Goal ▸
Reproduce all the entries precisely.
*** Material for this task
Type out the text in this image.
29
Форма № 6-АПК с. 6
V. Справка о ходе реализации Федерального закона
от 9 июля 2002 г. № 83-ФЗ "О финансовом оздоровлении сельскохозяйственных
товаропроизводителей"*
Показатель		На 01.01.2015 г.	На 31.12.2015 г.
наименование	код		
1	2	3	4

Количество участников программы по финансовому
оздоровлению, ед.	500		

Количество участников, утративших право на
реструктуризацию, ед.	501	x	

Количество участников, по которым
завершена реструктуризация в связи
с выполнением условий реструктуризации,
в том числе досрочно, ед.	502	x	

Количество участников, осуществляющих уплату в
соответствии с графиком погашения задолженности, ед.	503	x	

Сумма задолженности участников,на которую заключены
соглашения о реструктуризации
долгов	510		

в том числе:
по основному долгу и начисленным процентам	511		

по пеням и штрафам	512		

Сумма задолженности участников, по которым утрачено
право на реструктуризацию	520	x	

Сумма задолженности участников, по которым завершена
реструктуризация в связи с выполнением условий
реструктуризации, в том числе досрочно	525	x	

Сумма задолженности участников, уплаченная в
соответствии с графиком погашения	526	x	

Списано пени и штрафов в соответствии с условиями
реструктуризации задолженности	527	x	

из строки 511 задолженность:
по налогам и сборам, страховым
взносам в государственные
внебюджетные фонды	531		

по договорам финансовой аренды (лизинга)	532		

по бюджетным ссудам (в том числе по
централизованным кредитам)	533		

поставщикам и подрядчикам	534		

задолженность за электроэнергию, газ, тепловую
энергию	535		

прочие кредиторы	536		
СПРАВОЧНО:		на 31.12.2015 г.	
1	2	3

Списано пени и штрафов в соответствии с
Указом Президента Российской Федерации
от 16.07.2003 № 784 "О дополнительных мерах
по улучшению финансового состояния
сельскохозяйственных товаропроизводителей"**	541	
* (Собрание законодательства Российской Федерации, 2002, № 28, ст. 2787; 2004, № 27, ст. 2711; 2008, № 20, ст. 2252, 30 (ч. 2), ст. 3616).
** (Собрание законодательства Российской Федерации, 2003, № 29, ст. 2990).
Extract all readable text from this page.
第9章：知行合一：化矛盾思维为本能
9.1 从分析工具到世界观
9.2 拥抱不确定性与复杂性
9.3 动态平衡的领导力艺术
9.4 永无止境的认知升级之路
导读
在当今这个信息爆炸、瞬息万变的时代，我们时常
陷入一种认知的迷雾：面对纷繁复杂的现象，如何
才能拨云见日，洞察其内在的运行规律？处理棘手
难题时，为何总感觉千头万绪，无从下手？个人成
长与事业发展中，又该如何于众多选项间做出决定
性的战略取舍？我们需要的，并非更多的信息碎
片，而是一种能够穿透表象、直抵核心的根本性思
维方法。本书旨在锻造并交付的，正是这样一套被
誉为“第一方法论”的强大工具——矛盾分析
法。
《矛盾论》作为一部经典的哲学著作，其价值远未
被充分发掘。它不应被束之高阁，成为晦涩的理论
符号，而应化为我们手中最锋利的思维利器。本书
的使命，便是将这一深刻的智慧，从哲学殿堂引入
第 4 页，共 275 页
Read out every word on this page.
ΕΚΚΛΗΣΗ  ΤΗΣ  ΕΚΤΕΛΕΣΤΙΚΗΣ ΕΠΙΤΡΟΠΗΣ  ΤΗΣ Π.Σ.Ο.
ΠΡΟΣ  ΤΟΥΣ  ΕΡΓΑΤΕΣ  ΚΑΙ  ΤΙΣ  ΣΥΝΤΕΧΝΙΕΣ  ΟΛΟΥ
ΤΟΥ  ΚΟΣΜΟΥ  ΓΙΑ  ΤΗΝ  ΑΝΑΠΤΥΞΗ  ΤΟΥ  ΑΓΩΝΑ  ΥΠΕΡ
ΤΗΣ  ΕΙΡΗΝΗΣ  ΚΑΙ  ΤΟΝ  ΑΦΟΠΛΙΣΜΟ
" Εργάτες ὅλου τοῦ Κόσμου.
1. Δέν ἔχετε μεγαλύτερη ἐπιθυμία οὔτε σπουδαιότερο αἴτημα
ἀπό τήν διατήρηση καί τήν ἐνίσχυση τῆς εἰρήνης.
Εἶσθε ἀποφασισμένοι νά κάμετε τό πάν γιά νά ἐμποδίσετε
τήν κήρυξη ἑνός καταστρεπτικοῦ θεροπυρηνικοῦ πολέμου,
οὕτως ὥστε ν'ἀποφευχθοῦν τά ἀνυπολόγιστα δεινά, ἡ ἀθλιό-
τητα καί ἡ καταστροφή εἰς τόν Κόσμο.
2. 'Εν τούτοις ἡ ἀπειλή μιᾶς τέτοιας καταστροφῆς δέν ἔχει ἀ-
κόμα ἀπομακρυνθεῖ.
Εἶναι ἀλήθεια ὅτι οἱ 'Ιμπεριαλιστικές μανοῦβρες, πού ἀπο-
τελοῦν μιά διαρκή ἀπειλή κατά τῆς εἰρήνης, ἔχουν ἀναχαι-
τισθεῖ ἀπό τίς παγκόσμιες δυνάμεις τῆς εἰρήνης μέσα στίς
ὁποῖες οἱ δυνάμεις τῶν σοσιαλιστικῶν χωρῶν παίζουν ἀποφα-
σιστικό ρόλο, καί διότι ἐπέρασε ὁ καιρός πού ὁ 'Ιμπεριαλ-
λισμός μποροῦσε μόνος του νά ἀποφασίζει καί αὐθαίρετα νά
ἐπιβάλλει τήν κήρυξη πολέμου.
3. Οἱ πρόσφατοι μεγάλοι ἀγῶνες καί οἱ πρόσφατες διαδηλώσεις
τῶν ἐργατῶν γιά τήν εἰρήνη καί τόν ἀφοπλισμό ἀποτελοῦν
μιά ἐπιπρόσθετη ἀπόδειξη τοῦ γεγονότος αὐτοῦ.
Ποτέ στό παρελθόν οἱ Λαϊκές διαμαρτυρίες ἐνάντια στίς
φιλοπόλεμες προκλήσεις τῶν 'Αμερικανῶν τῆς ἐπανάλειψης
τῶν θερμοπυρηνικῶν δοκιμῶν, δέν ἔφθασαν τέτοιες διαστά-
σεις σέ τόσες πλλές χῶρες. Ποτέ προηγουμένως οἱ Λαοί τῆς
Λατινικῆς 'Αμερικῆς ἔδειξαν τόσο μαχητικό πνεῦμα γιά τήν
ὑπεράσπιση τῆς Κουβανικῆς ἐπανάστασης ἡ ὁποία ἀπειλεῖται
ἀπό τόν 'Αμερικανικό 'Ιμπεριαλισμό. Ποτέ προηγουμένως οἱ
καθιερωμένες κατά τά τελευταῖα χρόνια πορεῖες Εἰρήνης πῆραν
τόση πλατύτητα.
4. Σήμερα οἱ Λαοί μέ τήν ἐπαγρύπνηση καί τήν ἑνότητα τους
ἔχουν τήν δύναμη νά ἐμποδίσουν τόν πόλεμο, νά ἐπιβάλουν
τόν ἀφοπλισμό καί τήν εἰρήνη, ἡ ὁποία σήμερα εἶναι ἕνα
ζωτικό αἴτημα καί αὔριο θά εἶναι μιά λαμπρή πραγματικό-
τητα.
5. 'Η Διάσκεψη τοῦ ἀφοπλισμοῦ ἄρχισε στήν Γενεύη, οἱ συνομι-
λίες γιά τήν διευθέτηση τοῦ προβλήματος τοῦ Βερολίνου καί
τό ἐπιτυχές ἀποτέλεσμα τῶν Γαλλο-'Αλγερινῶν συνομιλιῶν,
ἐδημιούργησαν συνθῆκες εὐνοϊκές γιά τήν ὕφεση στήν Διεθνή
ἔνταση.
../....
******
Final answer ▸
Type out the text in this image.
29
Форма № 6-АПК с. 6
V. Справка о ходе реализации Федерального закона
от 9 июля 2002 г. № 83-ФЗ "О финансовом оздоровлении сельскохозяйственных
товаропроизводителей"*
Показатель		На 01.01.2015 г.	На 31.12.2015 г.
наименование	код		
1	2	3	4

Количество участников программы по финансовому
оздоровлению, ед.	500		

Количество участников, утративших право на
реструктуризацию, ед.	501	x	

Количество участников, по которым
завершена реструктуризация в связи
с выполнением условий реструктуризации,
в том числе досрочно, ед.	502	x	

Количество участников, осуществляющих уплату в
соответствии с графиком погашения задолженности, ед.	503	x	

Сумма задолженности участников,на которую заключены
соглашения о реструктуризации
долгов	510		

в том числе:
по основному долгу и начисленным процентам	511		

по пеням и штрафам	512		

Сумма задолженности участников, по которым утрачено
право на реструктуризацию	520	x	

Сумма задолженности участников, по которым завершена
реструктуризация в связи с выполнением условий
реструктуризации, в том числе досрочно	525	x	

Сумма задолженности участников, уплаченная в
соответствии с графиком погашения	526	x	

Списано пени и штрафов в соответствии с условиями
реструктуризации задолженности	527	x	

из строки 511 задолженность:
по налогам и сборам, страховым
взносам в государственные
внебюджетные фонды	531		

по договорам финансовой аренды (лизинга)	532		

по бюджетным ссудам (в том числе по
централизованным кредитам)	533		

поставщикам и подрядчикам	534		

задолженность за электроэнергию, газ, тепловую
энергию	535		

прочие кредиторы	536		
СПРАВОЧНО:		на 31.12.2015 г.	
1	2	3

Списано пени и штрафов в соответствии с
Указом Президента Российской Федерации
от 16.07.2003 № 784 "О дополнительных мерах
по улучшению финансового состояния
сельскохозяйственных товаропроизводителей"**	541	
* (Собрание законодательства Российской Федерации, 2002, № 28, ст. 2787; 2004, № 27, ст. 2711; 2008, № 20, ст. 2252, 30 (ч. 2), ст. 3616).
** (Собрание законодательства Российской Федерации, 2003, № 29, ст. 2990).
Extract all readable text from this page.
第9章：知行合一：化矛盾思维为本能
9.1 从分析工具到世界观
9.2 拥抱不确定性与复杂性
9.3 动态平衡的领导力艺术
9.4 永无止境的认知升级之路
导读
在当今这个信息爆炸、瞬息万变的时代，我们时常
陷入一种认知的迷雾：面对纷繁复杂的现象，如何
才能拨云见日，洞察其内在的运行规律？处理棘手
难题时，为何总感觉千头万绪，无从下手？个人成
长与事业发展中，又该如何于众多选项间做出决定
性的战略取舍？我们需要的，并非更多的信息碎
片，而是一种能够穿透表象、直抵核心的根本性思
维方法。本书旨在锻造并交付的，正是这样一套被
誉为“第一方法论”的强大工具——矛盾分析
法。
《矛盾论》作为一部经典的哲学著作，其价值远未
被充分发掘。它不应被束之高阁，成为晦涩的理论
符号，而应化为我们手中最锋利的思维利器。本书
的使命，便是将这一深刻的智慧，从哲学殿堂引入
第 4 页，共 275 页
Read out every word on this page.
ΕΚΚΛΗΣΗ  ΤΗΣ  ΕΚΤΕΛΕΣΤΙΚΗΣ ΕΠΙΤΡΟΠΗΣ  ΤΗΣ Π.Σ.Ο.
ΠΡΟΣ  ΤΟΥΣ  ΕΡΓΑΤΕΣ  ΚΑΙ  ΤΙΣ  ΣΥΝΤΕΧΝΙΕΣ  ΟΛΟΥ
ΤΟΥ  ΚΟΣΜΟΥ  ΓΙΑ  ΤΗΝ  ΑΝΑΠΤΥΞΗ  ΤΟΥ  ΑΓΩΝΑ  ΥΠΕΡ
ΤΗΣ  ΕΙΡΗΝΗΣ  ΚΑΙ  ΤΟΝ  ΑΦΟΠΛΙΣΜΟ
" Εργάτες ὅλου τοῦ Κόσμου.
1. Δέν ἔχετε μεγαλύτερη ἐπιθυμία οὔτε σπουδαιότερο αἴτημα
ἀπό τήν διατήρηση καί τήν ἐνίσχυση τῆς εἰρήνης.
Εἶσθε ἀποφασισμένοι νά κάμετε τό πάν γιά νά ἐμποδίσετε
τήν κήρυξη ἑνός καταστρεπτικοῦ θεροπυρηνικοῦ πολέμου,
οὕτως ὥστε ν'ἀποφευχθοῦν τά ἀνυπολόγιστα δεινά, ἡ ἀθλιό-
τητα καί ἡ καταστροφή εἰς τόν Κόσμο.
2. 'Εν τούτοις ἡ ἀπειλή μιᾶς τέτοιας καταστροφῆς δέν ἔχει ἀ-
κόμα ἀπομακρυνθεῖ.
Εἶναι ἀλήθεια ὅτι οἱ 'Ιμπεριαλιστικές μανοῦβρες, πού ἀπο-
τελοῦν μιά διαρκή ἀπειλή κατά τῆς εἰρήνης, ἔχουν ἀναχαι-
τισθεῖ ἀπό τίς παγκόσμιες δυνάμεις τῆς εἰρήνης μέσα στίς
ὁποῖες οἱ δυνάμεις τῶν σοσιαλιστικῶν χωρῶν παίζουν ἀποφα-
σιστικό ρόλο, καί διότι ἐπέρασε ὁ καιρός πού ὁ 'Ιμπεριαλ-
λισμός μποροῦσε μόνος του νά ἀποφασίζει καί αὐθαίρετα νά
ἐπιβάλλει τήν κήρυξη πολέμου.
3. Οἱ πρόσφατοι μεγάλοι ἀγῶνες καί οἱ πρόσφατες διαδηλώσεις
τῶν ἐργατῶν γιά τήν εἰρήνη καί τόν ἀφοπλισμό ἀποτελοῦν
μιά ἐπιπρόσθετη ἀπόδειξη τοῦ γεγονότος αὐτοῦ.
Ποτέ στό παρελθόν οἱ Λαϊκές διαμαρτυρίες ἐνάντια στίς
φιλοπόλεμες προκλήσεις τῶν 'Αμερικανῶν τῆς ἐπανάλειψης
τῶν θερμοπυρηνικῶν δοκιμῶν, δέν ἔφθασαν τέτοιες διαστά-
σεις σέ τόσες πλλές χῶρες. Ποτέ προηγουμένως οἱ Λαοί τῆς
Λατινικῆς 'Αμερικῆς ἔδειξαν τόσο μαχητικό πνεῦμα γιά τήν
ὑπεράσπιση τῆς Κουβανικῆς ἐπανάστασης ἡ ὁποία ἀπειλεῖται
ἀπό τόν 'Αμερικανικό 'Ιμπεριαλισμό. Ποτέ προηγουμένως οἱ
καθιερωμένες κατά τά τελευταῖα χρόνια πορεῖες Εἰρήνης πῆραν
τόση πλατύτητα.
4. Σήμερα οἱ Λαοί μέ τήν ἐπαγρύπνηση καί τήν ἑνότητα τους
ἔχουν τήν δύναμη νά ἐμποδίσουν τόν πόλεμο, νά ἐπιβάλουν
τόν ἀφοπλισμό καί τήν εἰρήνη, ἡ ὁποία σήμερα εἶναι ἕνα
ζωτικό αἴτημα καί αὔριο θά εἶναι μιά λαμπρή πραγματικό-
τητα.
5. 'Η Διάσκεψη τοῦ ἀφοπλισμοῦ ἄρχισε στήν Γενεύη, οἱ συνομι-
λίες γιά τήν διευθέτηση τοῦ προβλήματος τοῦ Βερολίνου καί
τό ἐπιτυχές ἀποτέλεσμα τῶν Γαλλο-'Αλγερινῶν συνομιλιῶν,
ἐδημιούργησαν συνθῆκες εὐνοϊκές γιά τήν ὕφεση στήν Διεθνή
ἔνταση.
../....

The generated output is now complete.